------ Listed records

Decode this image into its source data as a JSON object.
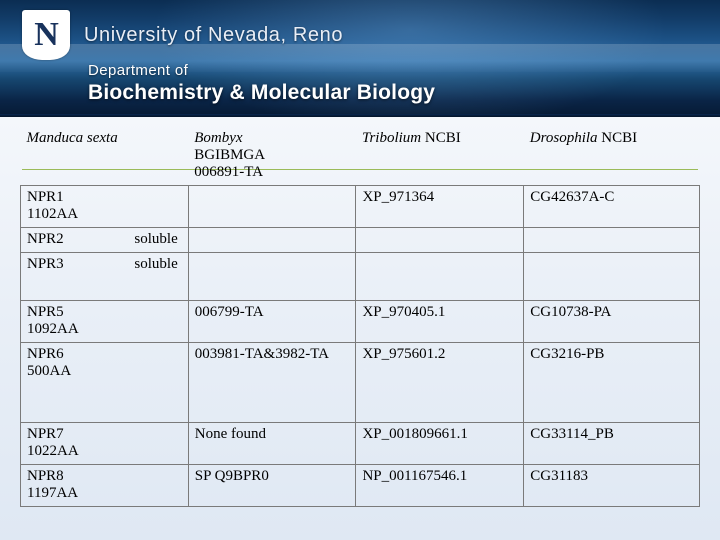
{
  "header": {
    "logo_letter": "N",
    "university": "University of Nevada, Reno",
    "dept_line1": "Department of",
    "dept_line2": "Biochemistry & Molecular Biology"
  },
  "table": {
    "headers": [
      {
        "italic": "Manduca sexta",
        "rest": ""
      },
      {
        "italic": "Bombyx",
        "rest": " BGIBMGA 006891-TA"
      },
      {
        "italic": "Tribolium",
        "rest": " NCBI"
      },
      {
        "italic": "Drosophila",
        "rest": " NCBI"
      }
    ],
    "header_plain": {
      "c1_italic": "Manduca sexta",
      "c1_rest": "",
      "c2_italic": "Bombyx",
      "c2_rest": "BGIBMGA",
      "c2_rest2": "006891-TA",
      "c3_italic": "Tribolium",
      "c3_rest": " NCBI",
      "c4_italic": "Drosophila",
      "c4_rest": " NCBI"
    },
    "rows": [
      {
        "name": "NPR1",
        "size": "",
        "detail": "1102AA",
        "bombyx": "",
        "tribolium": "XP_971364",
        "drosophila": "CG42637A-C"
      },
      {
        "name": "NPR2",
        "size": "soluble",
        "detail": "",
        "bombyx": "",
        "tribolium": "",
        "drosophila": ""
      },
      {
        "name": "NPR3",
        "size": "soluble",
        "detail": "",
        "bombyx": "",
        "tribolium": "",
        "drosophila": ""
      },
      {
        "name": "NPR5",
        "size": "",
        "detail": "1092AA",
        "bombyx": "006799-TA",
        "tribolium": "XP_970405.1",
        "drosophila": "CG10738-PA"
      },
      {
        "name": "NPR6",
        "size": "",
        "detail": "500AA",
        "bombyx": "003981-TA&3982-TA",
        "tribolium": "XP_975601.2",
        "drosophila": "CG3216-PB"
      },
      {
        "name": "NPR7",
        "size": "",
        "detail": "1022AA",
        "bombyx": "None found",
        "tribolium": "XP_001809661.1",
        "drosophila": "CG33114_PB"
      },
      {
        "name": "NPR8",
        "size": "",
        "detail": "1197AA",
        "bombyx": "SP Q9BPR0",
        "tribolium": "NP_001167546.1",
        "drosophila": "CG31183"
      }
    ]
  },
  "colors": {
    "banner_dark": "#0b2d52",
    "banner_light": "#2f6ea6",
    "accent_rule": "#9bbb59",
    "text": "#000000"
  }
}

------------

### Written task
Transcribe all the data word for word; the images stay out.

### Exercise response
Decode this image into its source data as a JSON object.
{
  "header": {
    "logo_letter": "N",
    "university": "University of Nevada, Reno",
    "dept_line1": "Department of",
    "dept_line2": "Biochemistry & Molecular Biology"
  },
  "table": {
    "headers": [
      {
        "italic": "Manduca sexta",
        "rest": ""
      },
      {
        "italic": "Bombyx",
        "rest": " BGIBMGA 006891-TA"
      },
      {
        "italic": "Tribolium",
        "rest": " NCBI"
      },
      {
        "italic": "Drosophila",
        "rest": " NCBI"
      }
    ],
    "header_plain": {
      "c1_italic": "Manduca sexta",
      "c1_rest": "",
      "c2_italic": "Bombyx",
      "c2_rest": "BGIBMGA",
      "c2_rest2": "006891-TA",
      "c3_italic": "Tribolium",
      "c3_rest": " NCBI",
      "c4_italic": "Drosophila",
      "c4_rest": " NCBI"
    },
    "rows": [
      {
        "name": "NPR1",
        "size": "",
        "detail": "1102AA",
        "bombyx": "",
        "tribolium": "XP_971364",
        "drosophila": "CG42637A-C"
      },
      {
        "name": "NPR2",
        "size": "soluble",
        "detail": "",
        "bombyx": "",
        "tribolium": "",
        "drosophila": ""
      },
      {
        "name": "NPR3",
        "size": "soluble",
        "detail": "",
        "bombyx": "",
        "tribolium": "",
        "drosophila": ""
      },
      {
        "name": "NPR5",
        "size": "",
        "detail": "1092AA",
        "bombyx": "006799-TA",
        "tribolium": "XP_970405.1",
        "drosophila": "CG10738-PA"
      },
      {
        "name": "NPR6",
        "size": "",
        "detail": "500AA",
        "bombyx": "003981-TA&3982-TA",
        "tribolium": "XP_975601.2",
        "drosophila": "CG3216-PB"
      },
      {
        "name": "NPR7",
        "size": "",
        "detail": "1022AA",
        "bombyx": "None found",
        "tribolium": "XP_001809661.1",
        "drosophila": "CG33114_PB"
      },
      {
        "name": "NPR8",
        "size": "",
        "detail": "1197AA",
        "bombyx": "SP Q9BPR0",
        "tribolium": "NP_001167546.1",
        "drosophila": "CG31183"
      }
    ]
  },
  "colors": {
    "banner_dark": "#0b2d52",
    "banner_light": "#2f6ea6",
    "accent_rule": "#9bbb59",
    "text": "#000000"
  }
}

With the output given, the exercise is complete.